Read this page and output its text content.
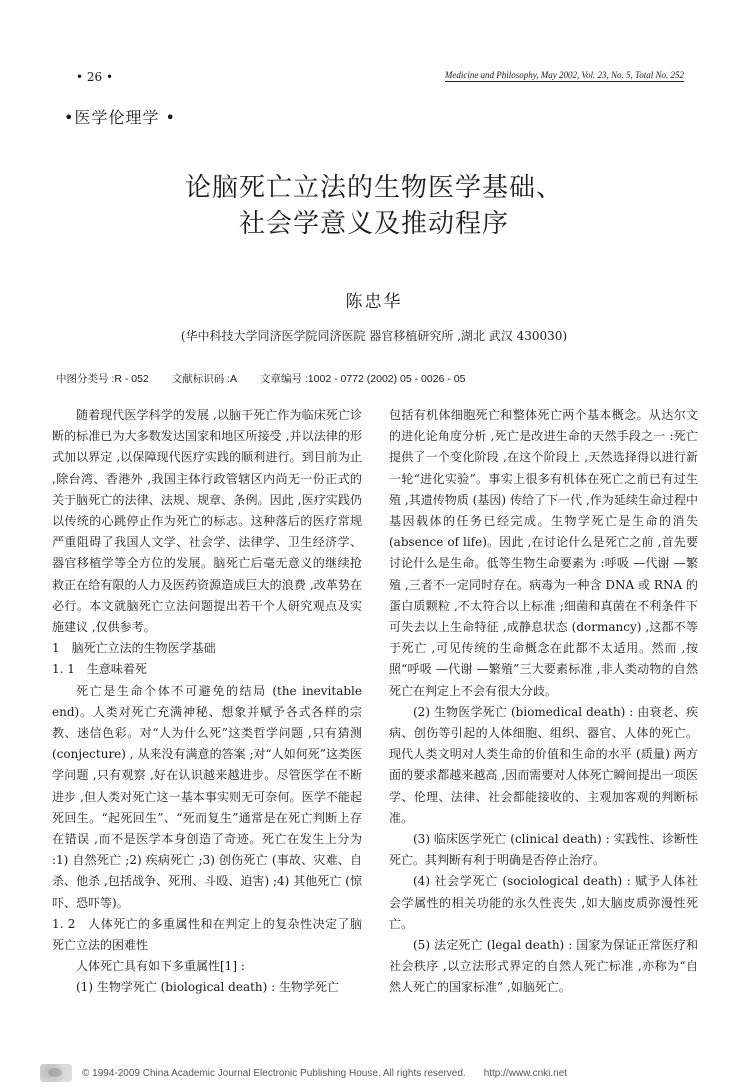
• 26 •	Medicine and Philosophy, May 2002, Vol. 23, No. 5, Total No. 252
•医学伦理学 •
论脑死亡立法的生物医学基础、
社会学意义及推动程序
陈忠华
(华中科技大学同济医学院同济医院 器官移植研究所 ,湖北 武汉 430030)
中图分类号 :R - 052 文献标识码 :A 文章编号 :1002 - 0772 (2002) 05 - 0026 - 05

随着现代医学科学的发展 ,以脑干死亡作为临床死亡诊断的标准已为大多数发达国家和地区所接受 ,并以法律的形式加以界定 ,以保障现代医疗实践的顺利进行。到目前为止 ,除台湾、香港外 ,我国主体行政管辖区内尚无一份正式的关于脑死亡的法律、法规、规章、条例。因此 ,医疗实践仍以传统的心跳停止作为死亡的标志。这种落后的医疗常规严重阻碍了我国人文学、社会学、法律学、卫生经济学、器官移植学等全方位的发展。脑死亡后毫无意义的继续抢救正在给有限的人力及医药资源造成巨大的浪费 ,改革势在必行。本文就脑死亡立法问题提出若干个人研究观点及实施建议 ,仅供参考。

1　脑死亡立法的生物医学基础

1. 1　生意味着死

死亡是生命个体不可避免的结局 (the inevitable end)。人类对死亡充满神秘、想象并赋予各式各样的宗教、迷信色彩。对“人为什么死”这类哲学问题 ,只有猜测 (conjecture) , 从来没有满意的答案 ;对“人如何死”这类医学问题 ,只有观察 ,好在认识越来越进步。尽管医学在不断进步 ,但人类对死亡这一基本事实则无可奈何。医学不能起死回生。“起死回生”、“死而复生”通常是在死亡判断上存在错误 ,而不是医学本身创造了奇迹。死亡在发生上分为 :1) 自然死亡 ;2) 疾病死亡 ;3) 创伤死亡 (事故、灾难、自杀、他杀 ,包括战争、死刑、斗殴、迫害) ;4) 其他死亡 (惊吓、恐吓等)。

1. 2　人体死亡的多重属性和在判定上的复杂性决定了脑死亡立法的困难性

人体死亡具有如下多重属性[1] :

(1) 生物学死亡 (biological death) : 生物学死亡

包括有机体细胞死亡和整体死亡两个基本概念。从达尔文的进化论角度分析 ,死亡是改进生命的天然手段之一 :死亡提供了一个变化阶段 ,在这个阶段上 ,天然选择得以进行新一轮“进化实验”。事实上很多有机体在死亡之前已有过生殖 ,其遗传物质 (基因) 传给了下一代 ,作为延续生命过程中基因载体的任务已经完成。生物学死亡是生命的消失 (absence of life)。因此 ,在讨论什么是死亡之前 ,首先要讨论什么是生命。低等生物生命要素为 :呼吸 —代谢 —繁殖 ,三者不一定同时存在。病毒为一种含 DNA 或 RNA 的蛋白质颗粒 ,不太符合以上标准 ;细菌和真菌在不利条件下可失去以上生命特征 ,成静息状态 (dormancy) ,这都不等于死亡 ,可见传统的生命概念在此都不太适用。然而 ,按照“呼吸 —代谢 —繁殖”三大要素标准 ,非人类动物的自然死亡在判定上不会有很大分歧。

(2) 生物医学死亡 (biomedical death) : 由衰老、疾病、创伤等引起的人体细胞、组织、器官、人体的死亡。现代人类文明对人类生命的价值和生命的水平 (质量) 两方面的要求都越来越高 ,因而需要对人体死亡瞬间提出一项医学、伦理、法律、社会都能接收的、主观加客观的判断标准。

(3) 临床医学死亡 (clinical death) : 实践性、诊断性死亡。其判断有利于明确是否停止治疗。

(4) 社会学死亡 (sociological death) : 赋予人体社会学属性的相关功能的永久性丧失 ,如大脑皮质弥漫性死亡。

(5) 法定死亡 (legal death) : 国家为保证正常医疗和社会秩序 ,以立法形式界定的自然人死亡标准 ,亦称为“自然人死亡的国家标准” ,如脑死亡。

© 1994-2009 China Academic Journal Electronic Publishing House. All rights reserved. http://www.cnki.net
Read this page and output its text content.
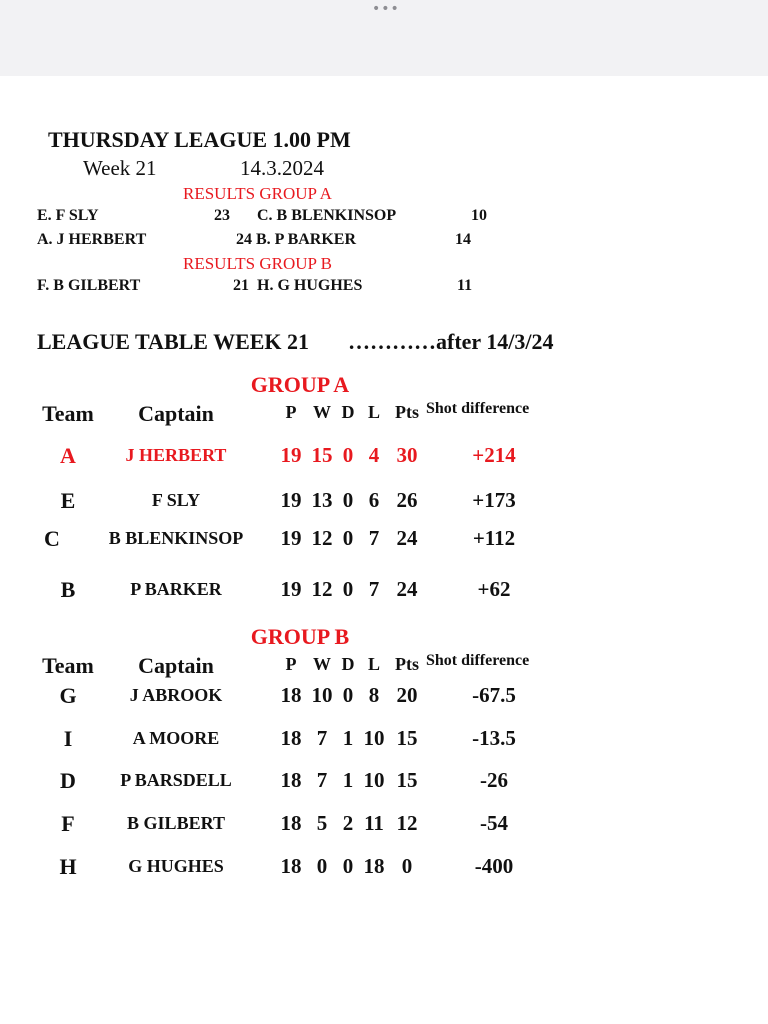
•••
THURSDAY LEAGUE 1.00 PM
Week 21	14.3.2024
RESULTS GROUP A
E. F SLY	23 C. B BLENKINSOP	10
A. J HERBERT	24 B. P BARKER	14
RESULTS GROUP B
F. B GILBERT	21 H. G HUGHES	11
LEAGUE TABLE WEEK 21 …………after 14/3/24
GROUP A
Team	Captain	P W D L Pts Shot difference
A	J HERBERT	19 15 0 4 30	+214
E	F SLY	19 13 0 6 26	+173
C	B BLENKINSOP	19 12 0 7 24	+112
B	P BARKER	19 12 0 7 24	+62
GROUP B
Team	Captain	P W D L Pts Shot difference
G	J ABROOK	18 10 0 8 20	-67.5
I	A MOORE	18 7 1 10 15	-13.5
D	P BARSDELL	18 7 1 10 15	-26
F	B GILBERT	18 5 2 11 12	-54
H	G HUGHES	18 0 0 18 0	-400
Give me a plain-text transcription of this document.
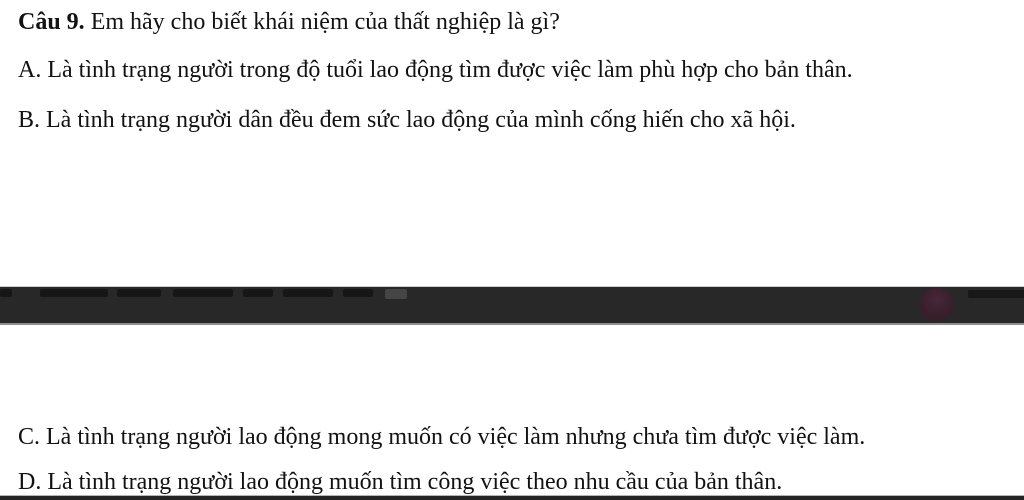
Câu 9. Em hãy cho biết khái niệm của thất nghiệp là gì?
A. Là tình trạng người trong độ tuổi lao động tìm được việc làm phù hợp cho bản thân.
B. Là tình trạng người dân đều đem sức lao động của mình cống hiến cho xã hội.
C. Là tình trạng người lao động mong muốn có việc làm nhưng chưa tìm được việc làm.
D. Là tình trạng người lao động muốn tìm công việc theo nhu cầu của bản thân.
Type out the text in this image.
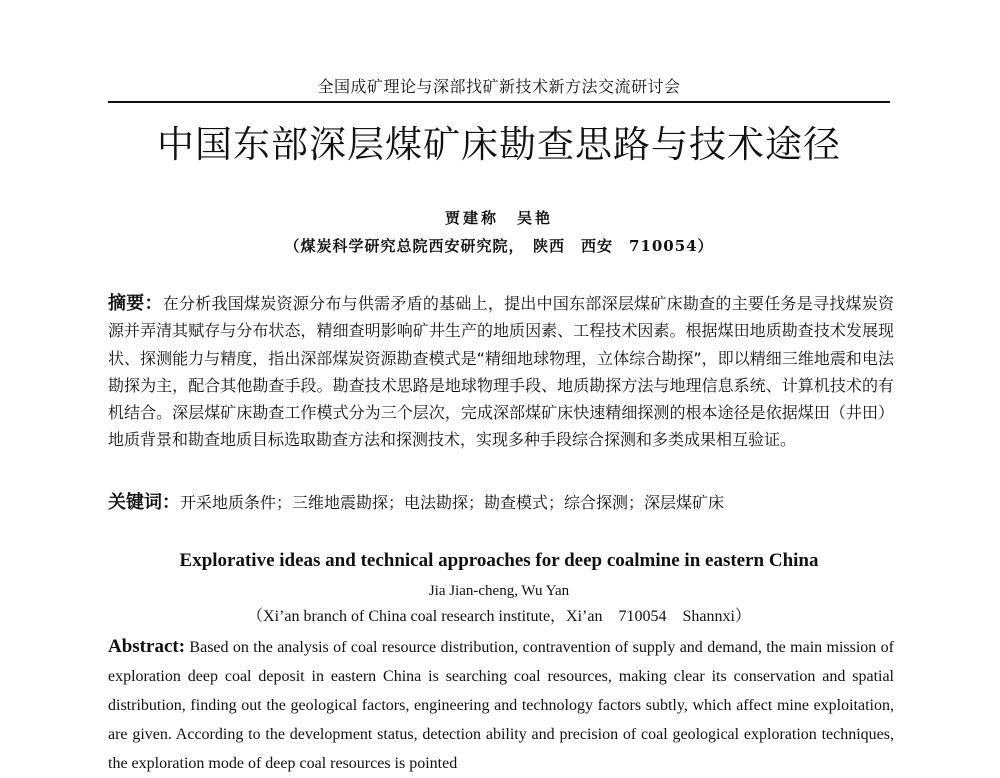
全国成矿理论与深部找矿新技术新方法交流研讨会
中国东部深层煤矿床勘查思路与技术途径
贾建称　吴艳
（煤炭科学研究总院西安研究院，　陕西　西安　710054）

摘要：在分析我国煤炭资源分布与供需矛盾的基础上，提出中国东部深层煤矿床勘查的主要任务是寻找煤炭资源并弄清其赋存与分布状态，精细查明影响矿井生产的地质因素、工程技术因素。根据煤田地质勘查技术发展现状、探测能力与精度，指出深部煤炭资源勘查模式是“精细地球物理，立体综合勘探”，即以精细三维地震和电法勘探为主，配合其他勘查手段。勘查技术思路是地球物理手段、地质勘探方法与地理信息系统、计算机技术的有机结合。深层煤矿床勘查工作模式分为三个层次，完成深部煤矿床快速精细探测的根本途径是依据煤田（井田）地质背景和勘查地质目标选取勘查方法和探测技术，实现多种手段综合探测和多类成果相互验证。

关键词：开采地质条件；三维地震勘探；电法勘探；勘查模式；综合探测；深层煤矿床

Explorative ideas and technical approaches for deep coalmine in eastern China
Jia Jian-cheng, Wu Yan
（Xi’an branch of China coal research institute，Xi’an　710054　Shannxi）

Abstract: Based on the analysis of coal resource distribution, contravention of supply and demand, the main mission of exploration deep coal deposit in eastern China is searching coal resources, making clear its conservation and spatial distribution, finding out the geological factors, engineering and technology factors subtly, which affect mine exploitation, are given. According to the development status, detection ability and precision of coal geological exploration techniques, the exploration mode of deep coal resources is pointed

● Set problem: Quote the preceding records in their entirety, excluding every picture.

● Task result:
Read this page and output its text content.
• 26 •	Medicine and Philosophy, May 2002, Vol. 23, No. 5, Total No. 252
•医学伦理学 •
论脑死亡立法的生物医学基础、
社会学意义及推动程序
陈忠华
(华中科技大学同济医学院同济医院 器官移植研究所 ,湖北 武汉 430030)
中图分类号 :R - 052 文献标识码 :A 文章编号 :1002 - 0772 (2002) 05 - 0026 - 05

随着现代医学科学的发展 ,以脑干死亡作为临床死亡诊断的标准已为大多数发达国家和地区所接受 ,并以法律的形式加以界定 ,以保障现代医疗实践的顺利进行。到目前为止 ,除台湾、香港外 ,我国主体行政管辖区内尚无一份正式的关于脑死亡的法律、法规、规章、条例。因此 ,医疗实践仍以传统的心跳停止作为死亡的标志。这种落后的医疗常规严重阻碍了我国人文学、社会学、法律学、卫生经济学、器官移植学等全方位的发展。脑死亡后毫无意义的继续抢救正在给有限的人力及医药资源造成巨大的浪费 ,改革势在必行。本文就脑死亡立法问题提出若干个人研究观点及实施建议 ,仅供参考。

1　脑死亡立法的生物医学基础

1. 1　生意味着死

死亡是生命个体不可避免的结局 (the inevitable end)。人类对死亡充满神秘、想象并赋予各式各样的宗教、迷信色彩。对“人为什么死”这类哲学问题 ,只有猜测 (conjecture) , 从来没有满意的答案 ;对“人如何死”这类医学问题 ,只有观察 ,好在认识越来越进步。尽管医学在不断进步 ,但人类对死亡这一基本事实则无可奈何。医学不能起死回生。“起死回生”、“死而复生”通常是在死亡判断上存在错误 ,而不是医学本身创造了奇迹。死亡在发生上分为 :1) 自然死亡 ;2) 疾病死亡 ;3) 创伤死亡 (事故、灾难、自杀、他杀 ,包括战争、死刑、斗殴、迫害) ;4) 其他死亡 (惊吓、恐吓等)。

1. 2　人体死亡的多重属性和在判定上的复杂性决定了脑死亡立法的困难性

人体死亡具有如下多重属性[1] :

(1) 生物学死亡 (biological death) : 生物学死亡

包括有机体细胞死亡和整体死亡两个基本概念。从达尔文的进化论角度分析 ,死亡是改进生命的天然手段之一 :死亡提供了一个变化阶段 ,在这个阶段上 ,天然选择得以进行新一轮“进化实验”。事实上很多有机体在死亡之前已有过生殖 ,其遗传物质 (基因) 传给了下一代 ,作为延续生命过程中基因载体的任务已经完成。生物学死亡是生命的消失 (absence of life)。因此 ,在讨论什么是死亡之前 ,首先要讨论什么是生命。低等生物生命要素为 :呼吸 —代谢 —繁殖 ,三者不一定同时存在。病毒为一种含 DNA 或 RNA 的蛋白质颗粒 ,不太符合以上标准 ;细菌和真菌在不利条件下可失去以上生命特征 ,成静息状态 (dormancy) ,这都不等于死亡 ,可见传统的生命概念在此都不太适用。然而 ,按照“呼吸 —代谢 —繁殖”三大要素标准 ,非人类动物的自然死亡在判定上不会有很大分歧。

(2) 生物医学死亡 (biomedical death) : 由衰老、疾病、创伤等引起的人体细胞、组织、器官、人体的死亡。现代人类文明对人类生命的价值和生命的水平 (质量) 两方面的要求都越来越高 ,因而需要对人体死亡瞬间提出一项医学、伦理、法律、社会都能接收的、主观加客观的判断标准。

(3) 临床医学死亡 (clinical death) : 实践性、诊断性死亡。其判断有利于明确是否停止治疗。

(4) 社会学死亡 (sociological death) : 赋予人体社会学属性的相关功能的永久性丧失 ,如大脑皮质弥漫性死亡。

(5) 法定死亡 (legal death) : 国家为保证正常医疗和社会秩序 ,以立法形式界定的自然人死亡标准 ,亦称为“自然人死亡的国家标准” ,如脑死亡。

© 1994-2009 China Academic Journal Electronic Publishing House. All rights reserved. http://www.cnki.net
Read this page and output its text content.
•••
THURSDAY LEAGUE 1.00 PM
Week 21	14.3.2024
RESULTS GROUP A
E. F SLY	23 C. B BLENKINSOP	10
A. J HERBERT	24 B. P BARKER	14
RESULTS GROUP B
F. B GILBERT	21 H. G HUGHES	11
LEAGUE TABLE WEEK 21 …………after 14/3/24
GROUP A
Team	Captain	P W D L Pts Shot difference
A	J HERBERT	19 15 0 4 30	+214
E	F SLY	19 13 0 6 26	+173
C	B BLENKINSOP	19 12 0 7 24	+112
B	P BARKER	19 12 0 7 24	+62
GROUP B
Team	Captain	P W D L Pts Shot difference
G	J ABROOK	18 10 0 8 20	-67.5
I	A MOORE	18 7 1 10 15	-13.5
D	P BARSDELL	18 7 1 10 15	-26
F	B GILBERT	18 5 2 11 12	-54
H	G HUGHES	18 0 0 18 0	-400
Give me a plain-text transcription of this document.
Câu 9. Em hãy cho biết khái niệm của thất nghiệp là gì?
A. Là tình trạng người trong độ tuổi lao động tìm được việc làm phù hợp cho bản thân.
B. Là tình trạng người dân đều đem sức lao động của mình cống hiến cho xã hội.
C. Là tình trạng người lao động mong muốn có việc làm nhưng chưa tìm được việc làm.
D. Là tình trạng người lao động muốn tìm công việc theo nhu cầu của bản thân.
Type out the text in this image.
全国成矿理论与深部找矿新技术新方法交流研讨会
中国东部深层煤矿床勘查思路与技术途径
贾建称　吴艳
（煤炭科学研究总院西安研究院，　陕西　西安　710054）

摘要：在分析我国煤炭资源分布与供需矛盾的基础上，提出中国东部深层煤矿床勘查的主要任务是寻找煤炭资源并弄清其赋存与分布状态，精细查明影响矿井生产的地质因素、工程技术因素。根据煤田地质勘查技术发展现状、探测能力与精度，指出深部煤炭资源勘查模式是“精细地球物理，立体综合勘探”，即以精细三维地震和电法勘探为主，配合其他勘查手段。勘查技术思路是地球物理手段、地质勘探方法与地理信息系统、计算机技术的有机结合。深层煤矿床勘查工作模式分为三个层次，完成深部煤矿床快速精细探测的根本途径是依据煤田（井田）地质背景和勘查地质目标选取勘查方法和探测技术，实现多种手段综合探测和多类成果相互验证。

关键词：开采地质条件；三维地震勘探；电法勘探；勘查模式；综合探测；深层煤矿床

Explorative ideas and technical approaches for deep coalmine in eastern China
Jia Jian-cheng, Wu Yan
（Xi’an branch of China coal research institute，Xi’an　710054　Shannxi）

Abstract: Based on the analysis of coal resource distribution, contravention of supply and demand, the main mission of exploration deep coal deposit in eastern China is searching coal resources, making clear its conservation and spatial distribution, finding out the geological factors, engineering and technology factors subtly, which affect mine exploitation, are given. According to the development status, detection ability and precision of coal geological exploration techniques, the exploration mode of deep coal resources is pointed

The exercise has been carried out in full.